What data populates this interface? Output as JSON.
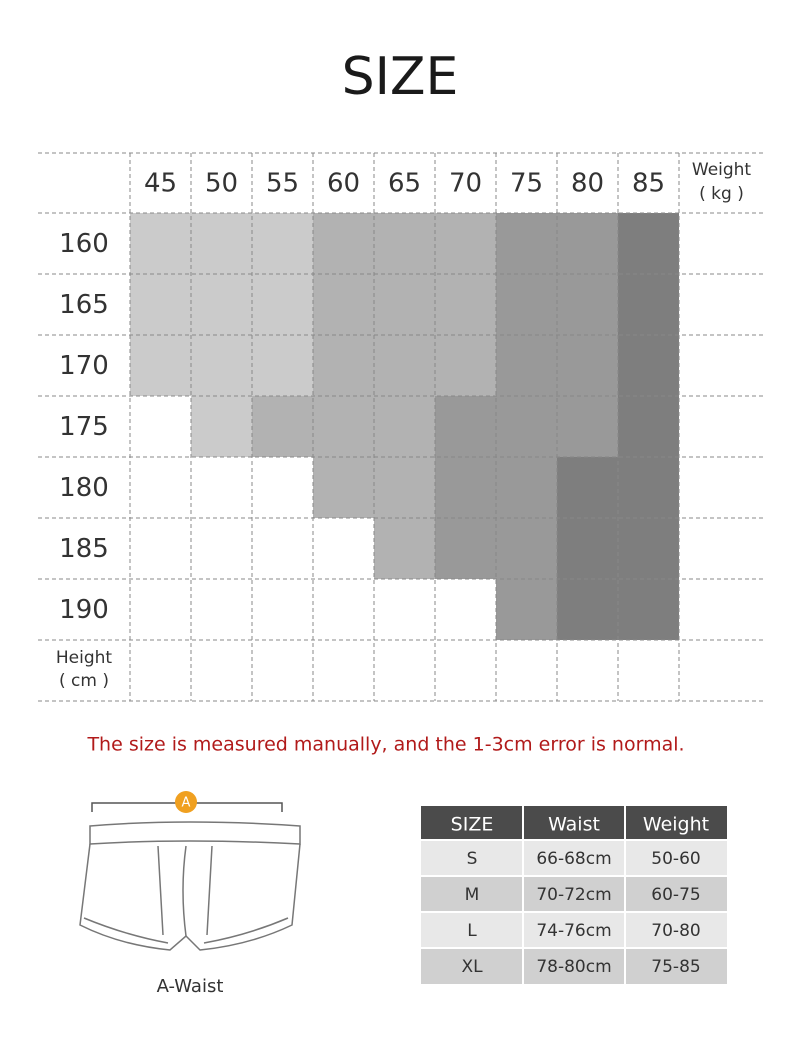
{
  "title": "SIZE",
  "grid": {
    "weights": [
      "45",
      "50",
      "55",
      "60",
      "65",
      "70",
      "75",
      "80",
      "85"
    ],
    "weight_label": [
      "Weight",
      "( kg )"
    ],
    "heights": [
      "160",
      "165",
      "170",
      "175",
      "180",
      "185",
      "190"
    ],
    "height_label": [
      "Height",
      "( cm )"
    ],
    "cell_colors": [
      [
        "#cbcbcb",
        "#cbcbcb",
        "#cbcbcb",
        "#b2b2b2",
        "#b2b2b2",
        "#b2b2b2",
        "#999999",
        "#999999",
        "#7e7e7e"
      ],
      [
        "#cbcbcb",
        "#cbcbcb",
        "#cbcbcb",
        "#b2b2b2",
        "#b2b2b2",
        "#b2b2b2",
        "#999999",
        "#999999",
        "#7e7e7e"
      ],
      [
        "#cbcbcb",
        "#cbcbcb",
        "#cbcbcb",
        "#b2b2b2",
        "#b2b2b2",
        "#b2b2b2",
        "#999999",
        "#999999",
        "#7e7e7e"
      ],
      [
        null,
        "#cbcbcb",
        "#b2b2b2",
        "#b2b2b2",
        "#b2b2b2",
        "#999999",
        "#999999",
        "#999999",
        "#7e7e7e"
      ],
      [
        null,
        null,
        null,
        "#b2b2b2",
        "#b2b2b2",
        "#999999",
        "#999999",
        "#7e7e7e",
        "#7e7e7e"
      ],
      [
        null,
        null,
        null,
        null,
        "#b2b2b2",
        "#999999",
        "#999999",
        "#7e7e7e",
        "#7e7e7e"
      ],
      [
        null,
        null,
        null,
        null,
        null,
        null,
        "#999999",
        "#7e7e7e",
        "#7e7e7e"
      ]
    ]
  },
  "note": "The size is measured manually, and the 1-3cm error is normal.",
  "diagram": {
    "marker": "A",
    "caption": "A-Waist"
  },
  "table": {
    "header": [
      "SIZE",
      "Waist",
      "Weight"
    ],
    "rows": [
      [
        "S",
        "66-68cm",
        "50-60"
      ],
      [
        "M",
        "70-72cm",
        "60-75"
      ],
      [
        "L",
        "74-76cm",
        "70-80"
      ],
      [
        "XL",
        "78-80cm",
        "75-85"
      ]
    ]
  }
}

....

JOB
The records above need to be restated word for word, with the pictures left out.

EXERCISE RESULT
What data populates this interface? Output as JSON.
{
  "title": "SIZE",
  "grid": {
    "weights": [
      "45",
      "50",
      "55",
      "60",
      "65",
      "70",
      "75",
      "80",
      "85"
    ],
    "weight_label": [
      "Weight",
      "( kg )"
    ],
    "heights": [
      "160",
      "165",
      "170",
      "175",
      "180",
      "185",
      "190"
    ],
    "height_label": [
      "Height",
      "( cm )"
    ],
    "cell_colors": [
      [
        "#cbcbcb",
        "#cbcbcb",
        "#cbcbcb",
        "#b2b2b2",
        "#b2b2b2",
        "#b2b2b2",
        "#999999",
        "#999999",
        "#7e7e7e"
      ],
      [
        "#cbcbcb",
        "#cbcbcb",
        "#cbcbcb",
        "#b2b2b2",
        "#b2b2b2",
        "#b2b2b2",
        "#999999",
        "#999999",
        "#7e7e7e"
      ],
      [
        "#cbcbcb",
        "#cbcbcb",
        "#cbcbcb",
        "#b2b2b2",
        "#b2b2b2",
        "#b2b2b2",
        "#999999",
        "#999999",
        "#7e7e7e"
      ],
      [
        null,
        "#cbcbcb",
        "#b2b2b2",
        "#b2b2b2",
        "#b2b2b2",
        "#999999",
        "#999999",
        "#999999",
        "#7e7e7e"
      ],
      [
        null,
        null,
        null,
        "#b2b2b2",
        "#b2b2b2",
        "#999999",
        "#999999",
        "#7e7e7e",
        "#7e7e7e"
      ],
      [
        null,
        null,
        null,
        null,
        "#b2b2b2",
        "#999999",
        "#999999",
        "#7e7e7e",
        "#7e7e7e"
      ],
      [
        null,
        null,
        null,
        null,
        null,
        null,
        "#999999",
        "#7e7e7e",
        "#7e7e7e"
      ]
    ]
  },
  "note": "The size is measured manually, and the 1-3cm error is normal.",
  "diagram": {
    "marker": "A",
    "caption": "A-Waist"
  },
  "table": {
    "header": [
      "SIZE",
      "Waist",
      "Weight"
    ],
    "rows": [
      [
        "S",
        "66-68cm",
        "50-60"
      ],
      [
        "M",
        "70-72cm",
        "60-75"
      ],
      [
        "L",
        "74-76cm",
        "70-80"
      ],
      [
        "XL",
        "78-80cm",
        "75-85"
      ]
    ]
  }
}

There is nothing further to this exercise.